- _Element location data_

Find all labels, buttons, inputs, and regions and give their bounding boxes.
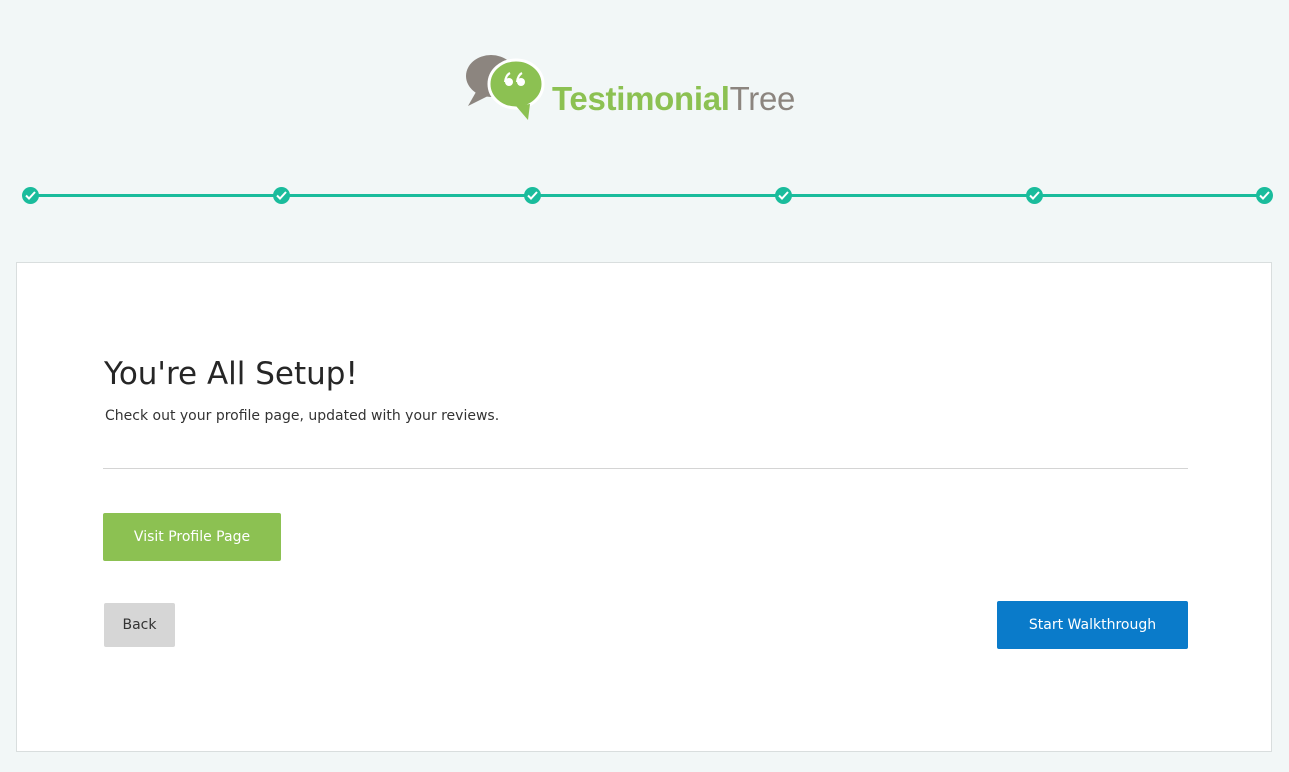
step-2-complete: [273, 187, 290, 204]
step-5-complete: [1026, 187, 1043, 204]
visit-profile-button[interactable]: Visit Profile Page: [103, 513, 281, 561]
step-1-complete: [22, 187, 39, 204]
back-button[interactable]: Back: [104, 603, 175, 647]
setup-complete-card: You're All Setup! Check out your profile…: [16, 262, 1272, 752]
progress-stepper: [0, 182, 1289, 212]
progress-line: [30, 194, 1269, 197]
check-icon: [276, 191, 287, 200]
brand-name-light: Tree: [729, 80, 796, 117]
start-walkthrough-button[interactable]: Start Walkthrough: [997, 601, 1188, 649]
page-subtitle: Check out your profile page, updated wit…: [105, 408, 500, 424]
step-3-complete: [524, 187, 541, 204]
step-4-complete: [775, 187, 792, 204]
check-icon: [1259, 191, 1270, 200]
check-icon: [778, 191, 789, 200]
brand-name-bold: Testimonial: [552, 80, 730, 117]
speech-bubble-quote-icon: [466, 55, 545, 120]
step-6-complete: [1256, 187, 1273, 204]
logo: TestimonialTree: [460, 52, 840, 132]
divider: [103, 468, 1188, 469]
page-title: You're All Setup!: [104, 356, 358, 392]
check-icon: [1029, 191, 1040, 200]
check-icon: [527, 191, 538, 200]
check-icon: [25, 191, 36, 200]
brand-name: TestimonialTree: [552, 82, 795, 115]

- _Problem to work on_
Copy every line from the one containing "step-2-complete: [273, 187, 290, 204]" down through the one containing "back-button[interactable]: Back: [104, 603, 175, 647]", with no changes.

- _Exercise output_
step-2-complete: [273, 187, 290, 204]
step-5-complete: [1026, 187, 1043, 204]
visit-profile-button[interactable]: Visit Profile Page: [103, 513, 281, 561]
step-1-complete: [22, 187, 39, 204]
back-button[interactable]: Back: [104, 603, 175, 647]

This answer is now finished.